A run of records:
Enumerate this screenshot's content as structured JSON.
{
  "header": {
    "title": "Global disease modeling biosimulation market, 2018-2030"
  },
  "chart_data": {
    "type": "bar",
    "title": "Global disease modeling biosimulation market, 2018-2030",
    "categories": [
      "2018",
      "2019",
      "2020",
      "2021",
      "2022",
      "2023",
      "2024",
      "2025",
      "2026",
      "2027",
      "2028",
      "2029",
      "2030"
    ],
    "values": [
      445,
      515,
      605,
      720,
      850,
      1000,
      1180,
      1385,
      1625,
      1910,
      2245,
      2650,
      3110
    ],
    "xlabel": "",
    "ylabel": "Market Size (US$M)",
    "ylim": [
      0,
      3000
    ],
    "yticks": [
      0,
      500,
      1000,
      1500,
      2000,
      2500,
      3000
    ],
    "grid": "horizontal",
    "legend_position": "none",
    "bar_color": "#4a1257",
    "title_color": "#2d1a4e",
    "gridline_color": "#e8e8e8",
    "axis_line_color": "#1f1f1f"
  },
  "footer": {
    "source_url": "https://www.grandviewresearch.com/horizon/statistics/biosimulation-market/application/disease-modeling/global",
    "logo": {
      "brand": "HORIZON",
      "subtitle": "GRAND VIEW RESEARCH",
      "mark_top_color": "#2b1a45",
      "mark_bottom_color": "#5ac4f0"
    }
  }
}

> EXERCISE GOAL
Return all of the entries exactly as they were supplied.

> EXPECTED OUTPUT
Enumerate this screenshot's content as structured JSON.
{
  "header": {
    "title": "Global disease modeling biosimulation market, 2018-2030"
  },
  "chart_data": {
    "type": "bar",
    "title": "Global disease modeling biosimulation market, 2018-2030",
    "categories": [
      "2018",
      "2019",
      "2020",
      "2021",
      "2022",
      "2023",
      "2024",
      "2025",
      "2026",
      "2027",
      "2028",
      "2029",
      "2030"
    ],
    "values": [
      445,
      515,
      605,
      720,
      850,
      1000,
      1180,
      1385,
      1625,
      1910,
      2245,
      2650,
      3110
    ],
    "xlabel": "",
    "ylabel": "Market Size (US$M)",
    "ylim": [
      0,
      3000
    ],
    "yticks": [
      0,
      500,
      1000,
      1500,
      2000,
      2500,
      3000
    ],
    "grid": "horizontal",
    "legend_position": "none",
    "bar_color": "#4a1257",
    "title_color": "#2d1a4e",
    "gridline_color": "#e8e8e8",
    "axis_line_color": "#1f1f1f"
  },
  "footer": {
    "source_url": "https://www.grandviewresearch.com/horizon/statistics/biosimulation-market/application/disease-modeling/global",
    "logo": {
      "brand": "HORIZON",
      "subtitle": "GRAND VIEW RESEARCH",
      "mark_top_color": "#2b1a45",
      "mark_bottom_color": "#5ac4f0"
    }
  }
}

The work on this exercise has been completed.